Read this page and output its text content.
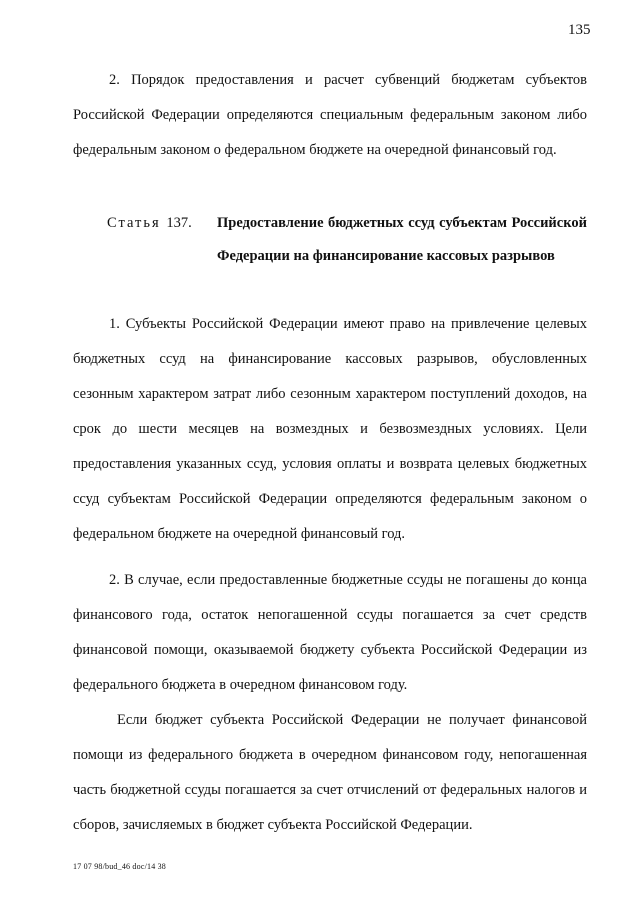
135

2. Порядок предоставления и расчет субвенций бюджетам субъектов Российской Федерации определяются специальным федеральным законом либо федеральным законом о федеральном бюджете на очередной финансовый год.

Статья 137. Предоставление бюджетных ссуд субъектам Российской Федерации на финансирование кассовых разрывов

1. Субъекты Российской Федерации имеют право на привлечение целевых бюджетных ссуд на финансирование кассовых разрывов, обусловленных сезонным характером затрат либо сезонным характером поступлений доходов, на срок до шести месяцев на возмездных и безвозмездных условиях. Цели предоставления указанных ссуд, условия оплаты и возврата целевых бюджетных ссуд субъектам Российской Федерации определяются федеральным законом о федеральном бюджете на очередной финансовый год.

2. В случае, если предоставленные бюджетные ссуды не погашены до конца финансового года, остаток непогашенной ссуды погашается за счет средств финансовой помощи, оказываемой бюджету субъекта Российской Федерации из федерального бюджета в очередном финансовом году.

Если бюджет субъекта Российской Федерации не получает финансовой помощи из федерального бюджета в очередном финансовом году, непогашенная часть бюджетной ссуды погашается за счет отчислений от федеральных налогов и сборов, зачисляемых в бюджет субъекта Российской Федерации.

17 07 98/bud_46 doc/14 38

────

**Given instruction:**
Using the records above, retype everything exactly except the pictures.

**Output below:**
Read this page and output its text content.
135

2. Порядок предоставления и расчет субвенций бюджетам субъектов Российской Федерации определяются специальным федеральным законом либо федеральным законом о федеральном бюджете на очередной финансовый год.

Статья 137. Предоставление бюджетных ссуд субъектам Российской Федерации на финансирование кассовых разрывов

1. Субъекты Российской Федерации имеют право на привлечение целевых бюджетных ссуд на финансирование кассовых разрывов, обусловленных сезонным характером затрат либо сезонным характером поступлений доходов, на срок до шести месяцев на возмездных и безвозмездных условиях. Цели предоставления указанных ссуд, условия оплаты и возврата целевых бюджетных ссуд субъектам Российской Федерации определяются федеральным законом о федеральном бюджете на очередной финансовый год.

2. В случае, если предоставленные бюджетные ссуды не погашены до конца финансового года, остаток непогашенной ссуды погашается за счет средств финансовой помощи, оказываемой бюджету субъекта Российской Федерации из федерального бюджета в очередном финансовом году.

Если бюджет субъекта Российской Федерации не получает финансовой помощи из федерального бюджета в очередном финансовом году, непогашенная часть бюджетной ссуды погашается за счет отчислений от федеральных налогов и сборов, зачисляемых в бюджет субъекта Российской Федерации.

17 07 98/bud_46 doc/14 38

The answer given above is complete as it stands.